(Saved data entries)

==============================

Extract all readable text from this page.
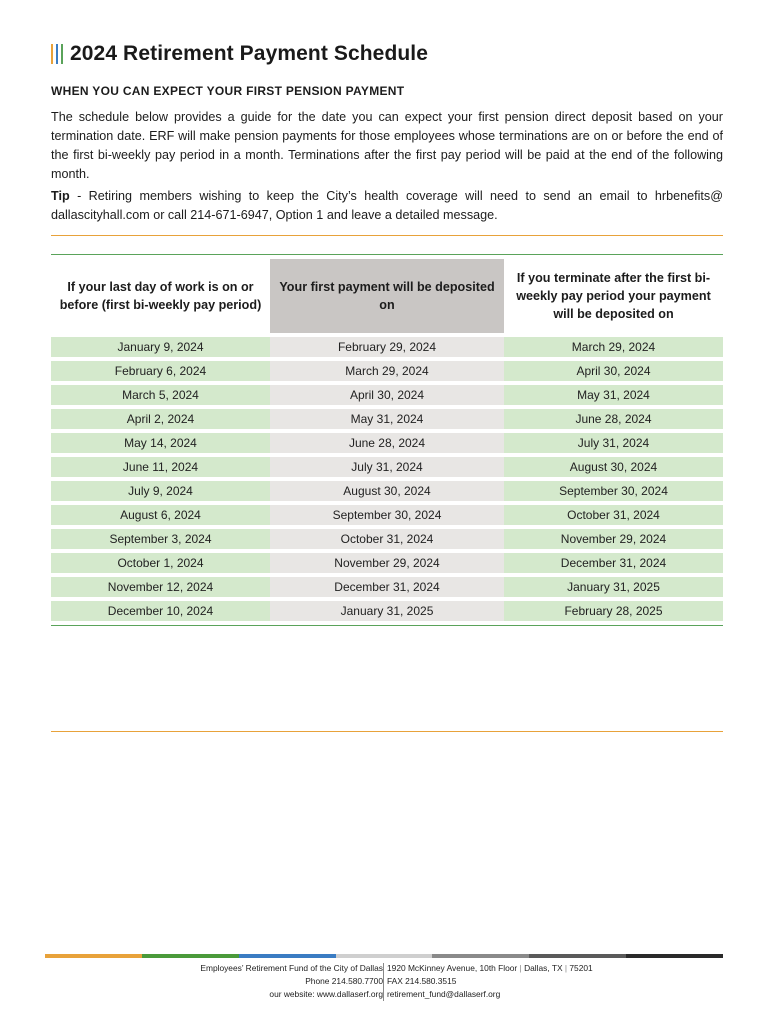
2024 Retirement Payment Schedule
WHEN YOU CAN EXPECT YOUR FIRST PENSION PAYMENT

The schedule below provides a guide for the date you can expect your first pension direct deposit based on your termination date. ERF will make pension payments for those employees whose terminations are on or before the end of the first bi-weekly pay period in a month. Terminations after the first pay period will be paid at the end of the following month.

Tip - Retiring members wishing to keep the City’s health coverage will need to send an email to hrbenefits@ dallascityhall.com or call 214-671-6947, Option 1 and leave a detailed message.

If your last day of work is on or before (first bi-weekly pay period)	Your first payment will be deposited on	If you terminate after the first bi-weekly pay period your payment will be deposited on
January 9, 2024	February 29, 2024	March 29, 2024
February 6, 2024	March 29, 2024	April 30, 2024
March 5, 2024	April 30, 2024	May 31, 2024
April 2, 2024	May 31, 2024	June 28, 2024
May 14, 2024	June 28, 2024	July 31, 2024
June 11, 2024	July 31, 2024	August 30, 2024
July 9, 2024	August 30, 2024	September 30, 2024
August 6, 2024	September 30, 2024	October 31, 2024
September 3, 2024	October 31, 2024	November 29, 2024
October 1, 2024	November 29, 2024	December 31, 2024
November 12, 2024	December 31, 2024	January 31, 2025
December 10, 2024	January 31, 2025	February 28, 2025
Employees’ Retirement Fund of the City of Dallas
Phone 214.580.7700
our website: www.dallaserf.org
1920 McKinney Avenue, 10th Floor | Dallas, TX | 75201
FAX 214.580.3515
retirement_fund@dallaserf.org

==============================

### WORK REQUIRED
Show each line holding the word "before".

### OUTPUT FOR THIS TASK
The schedule below provides a guide for the date you can expect your first pension direct deposit based on your termination date. ERF will make pension payments for those employees whose terminations are on or before the end of the first bi-weekly pay period in a month. Terminations after the first pay period will be paid at the end of the following month.
If your last day of work is on or before (first bi-weekly pay period)	Your first payment will be deposited on	If you terminate after the first bi-weekly pay period your payment will be deposited on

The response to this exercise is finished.